*Short task*.
From the listing below, count the lines where the string "characteristics" occurs. Give the number, with no other words.
*****
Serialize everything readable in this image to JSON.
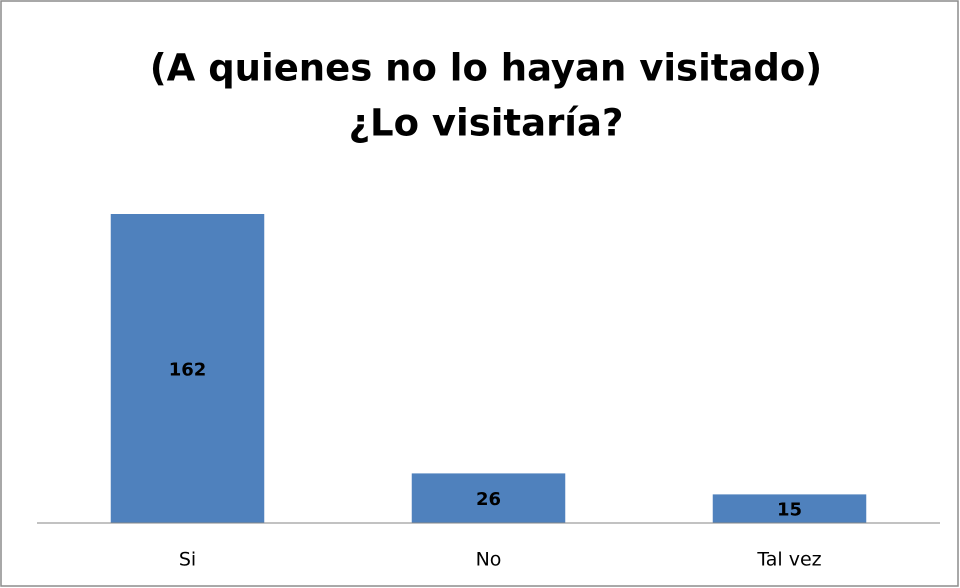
{
  "chart_data": {
    "type": "bar",
    "title": [
      "(A quienes no lo hayan visitado)",
      "¿Lo visitaría?"
    ],
    "categories": [
      "Si",
      "No",
      "Tal vez"
    ],
    "values": [
      162,
      26,
      15
    ],
    "color": "#4f81bd",
    "data_labels": true
  }
}
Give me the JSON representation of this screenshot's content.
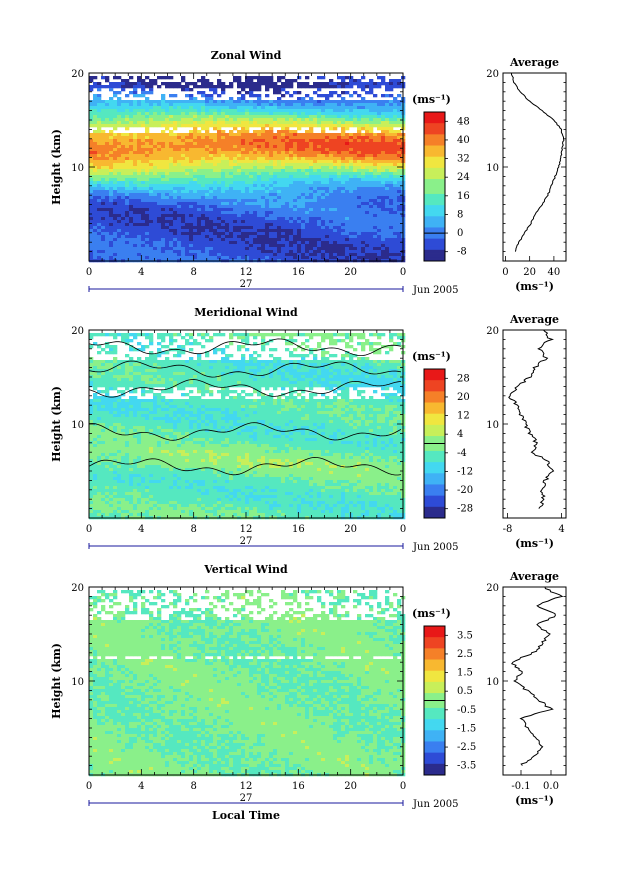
{
  "chart_data": [
    {
      "type": "heatmap",
      "title": "Zonal Wind",
      "ylabel": "Height (km)",
      "xlabel": "",
      "ylim": [
        0,
        20
      ],
      "yticks": [
        "20",
        "10"
      ],
      "ytick_values": [
        20,
        10
      ],
      "xticks": [
        "0",
        "4",
        "8",
        "12",
        "16",
        "20",
        "0"
      ],
      "date_label": "27",
      "month_label": "Jun 2005",
      "colorbar": {
        "unit": "(ms⁻¹)",
        "ticks": [
          "48",
          "40",
          "32",
          "24",
          "16",
          "8",
          "0",
          "-8"
        ],
        "range": [
          -12,
          52
        ]
      },
      "contours": false,
      "average": {
        "title": "Average",
        "xticks": [
          "0",
          "20",
          "40"
        ],
        "xtick_values": [
          0,
          20,
          40
        ],
        "xlim": [
          -2,
          50
        ],
        "xlabel": "(ms⁻¹)",
        "yticks": [
          "20",
          "10"
        ],
        "height_km": [
          1,
          2,
          3,
          4,
          5,
          6,
          7,
          8,
          9,
          10,
          11,
          12,
          13,
          14,
          15,
          16,
          17,
          18,
          19,
          20
        ],
        "values": [
          8,
          11,
          16,
          21,
          25,
          30,
          35,
          38,
          41,
          44,
          46,
          47,
          48,
          46,
          40,
          30,
          20,
          12,
          7,
          5
        ]
      }
    },
    {
      "type": "heatmap",
      "title": "Meridional Wind",
      "ylabel": "Height (km)",
      "xlabel": "",
      "ylim": [
        0,
        20
      ],
      "yticks": [
        "20",
        "10"
      ],
      "ytick_values": [
        20,
        10
      ],
      "xticks": [
        "0",
        "4",
        "8",
        "12",
        "16",
        "20",
        "0"
      ],
      "date_label": "27",
      "month_label": "Jun 2005",
      "colorbar": {
        "unit": "(ms⁻¹)",
        "ticks": [
          "28",
          "20",
          "12",
          "4",
          "-4",
          "-12",
          "-20",
          "-28"
        ],
        "range": [
          -32,
          32
        ]
      },
      "contours": true,
      "average": {
        "title": "Average",
        "xticks": [
          "-8",
          "4"
        ],
        "xtick_values": [
          -8,
          4
        ],
        "xlim": [
          -9,
          5
        ],
        "xlabel": "(ms⁻¹)",
        "yticks": [
          "20",
          "10"
        ],
        "height_km": [
          1,
          2,
          3,
          4,
          5,
          6,
          7,
          8,
          9,
          10,
          11,
          12,
          13,
          14,
          15,
          16,
          17,
          18,
          19,
          20
        ],
        "values": [
          -1,
          0,
          -0.5,
          0.5,
          2,
          1,
          -2.5,
          -1.5,
          -3,
          -4,
          -5,
          -6,
          -7.5,
          -5.5,
          -3,
          -2,
          0.5,
          -1,
          1.5,
          0
        ]
      }
    },
    {
      "type": "heatmap",
      "title": "Vertical Wind",
      "ylabel": "Height (km)",
      "xlabel": "Local Time",
      "ylim": [
        0,
        20
      ],
      "yticks": [
        "20",
        "10"
      ],
      "ytick_values": [
        20,
        10
      ],
      "xticks": [
        "0",
        "4",
        "8",
        "12",
        "16",
        "20",
        "0"
      ],
      "date_label": "27",
      "month_label": "Jun 2005",
      "colorbar": {
        "unit": "(ms⁻¹)",
        "ticks": [
          "3.5",
          "2.5",
          "1.5",
          "0.5",
          "-0.5",
          "-1.5",
          "-2.5",
          "-3.5"
        ],
        "range": [
          -4,
          4
        ]
      },
      "contours": false,
      "average": {
        "title": "Average",
        "xticks": [
          "-0.1",
          "0.0"
        ],
        "xtick_values": [
          -0.1,
          0.0
        ],
        "xlim": [
          -0.16,
          0.05
        ],
        "xlabel": "(ms⁻¹)",
        "yticks": [
          "20",
          "10"
        ],
        "height_km": [
          1,
          2,
          3,
          4,
          5,
          6,
          7,
          8,
          9,
          10,
          11,
          12,
          13,
          14,
          15,
          16,
          17,
          18,
          19,
          20
        ],
        "values": [
          -0.1,
          -0.06,
          -0.03,
          -0.05,
          -0.08,
          -0.1,
          0.0,
          -0.04,
          -0.08,
          -0.12,
          -0.1,
          -0.13,
          -0.06,
          -0.03,
          0.0,
          -0.05,
          0.02,
          -0.05,
          0.03,
          -0.02
        ]
      }
    }
  ]
}
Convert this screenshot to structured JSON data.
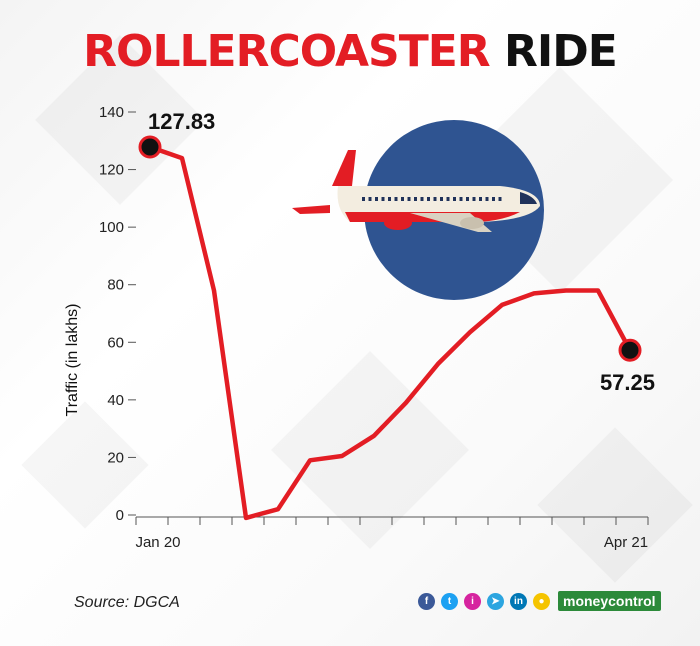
{
  "title_part1": "ROLLERCOASTER",
  "title_part2": "RIDE",
  "source_text": "Source: DGCA",
  "brand_text": "moneycontrol",
  "social_icons": [
    "facebook-icon",
    "twitter-icon",
    "instagram-icon",
    "telegram-icon",
    "linkedin-icon",
    "koo-icon"
  ],
  "colors": {
    "title_red": "#e31d24",
    "line": "#e31d24",
    "marker": "#111111",
    "plane_circle": "#2f5491"
  },
  "chart_data": {
    "type": "line",
    "ylabel": "Traffic (in lakhs)",
    "ylim": [
      0,
      140
    ],
    "yticks": [
      0,
      20,
      40,
      60,
      80,
      100,
      120,
      140
    ],
    "x_labels": [
      "Jan 20",
      "Apr 21"
    ],
    "grid": false,
    "series": [
      {
        "values": [
          127.83,
          124,
          78,
          -1,
          2,
          19,
          20.5,
          27.5,
          39,
          52.5,
          63.5,
          73,
          77,
          78,
          78,
          57.25
        ]
      }
    ],
    "annotations": [
      {
        "index": 0,
        "text": "127.83"
      },
      {
        "index": 15,
        "text": "57.25"
      }
    ]
  }
}
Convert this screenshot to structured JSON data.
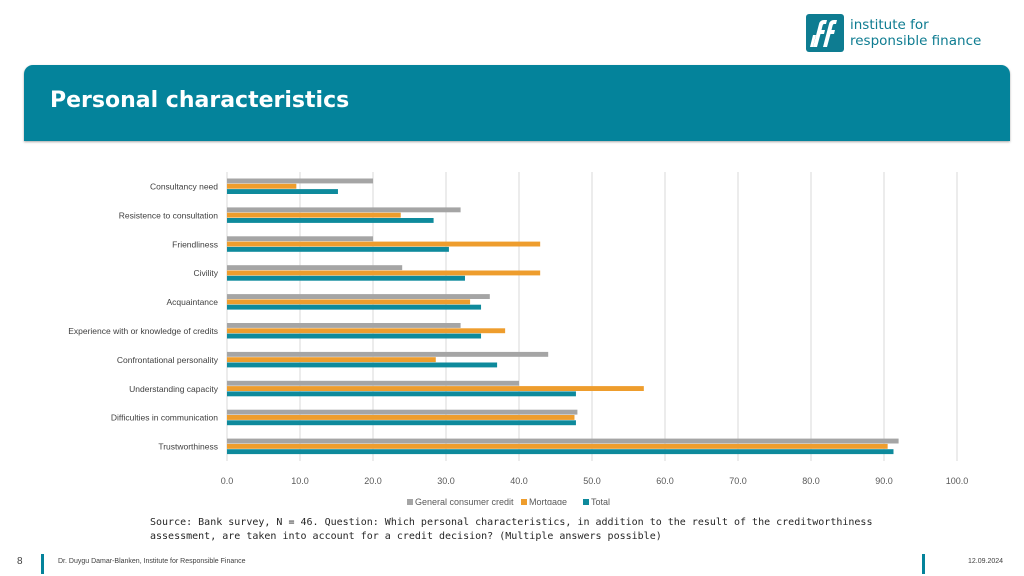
{
  "logo": {
    "line1": "institute for",
    "line2": "responsible finance"
  },
  "header": {
    "title": "Personal characteristics"
  },
  "colors": {
    "accent": "#04839b",
    "general": "#a5a5a5",
    "mortgage": "#ee9d2d",
    "total": "#0e8a9c"
  },
  "chart_data": {
    "type": "bar",
    "orientation": "horizontal",
    "categories": [
      "Consultancy need",
      "Resistence to consultation",
      "Friendliness",
      "Civility",
      "Acquaintance",
      "Experience with or knowledge of credits",
      "Confrontational personality",
      "Understanding capacity",
      "Difficulties in communication",
      "Trustworthiness"
    ],
    "series": [
      {
        "name": "General consumer credit",
        "values": [
          20.0,
          32.0,
          20.0,
          24.0,
          36.0,
          32.0,
          44.0,
          40.0,
          48.0,
          92.0
        ]
      },
      {
        "name": "Mortgage",
        "values": [
          9.5,
          23.8,
          42.9,
          42.9,
          33.3,
          38.1,
          28.6,
          57.1,
          47.6,
          90.5
        ]
      },
      {
        "name": "Total",
        "values": [
          15.2,
          28.3,
          30.4,
          32.6,
          34.8,
          34.8,
          37.0,
          47.8,
          47.8,
          91.3
        ]
      }
    ],
    "xlim": [
      0,
      100
    ],
    "xticks": [
      "0.0",
      "10.0",
      "20.0",
      "30.0",
      "40.0",
      "50.0",
      "60.0",
      "70.0",
      "80.0",
      "90.0",
      "100.0"
    ],
    "grid": true,
    "legend": "bottom"
  },
  "source": "Source: Bank survey, N = 46. Question: Which personal characteristics, in addition to the result of the creditworthiness assessment, are taken into account for a credit decision? (Multiple answers possible)",
  "footer": {
    "page": "8",
    "author": "Dr. Duygu Damar-Blanken, Institute for Responsible Finance",
    "date": "12.09.2024"
  }
}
*****
*Task output*.
2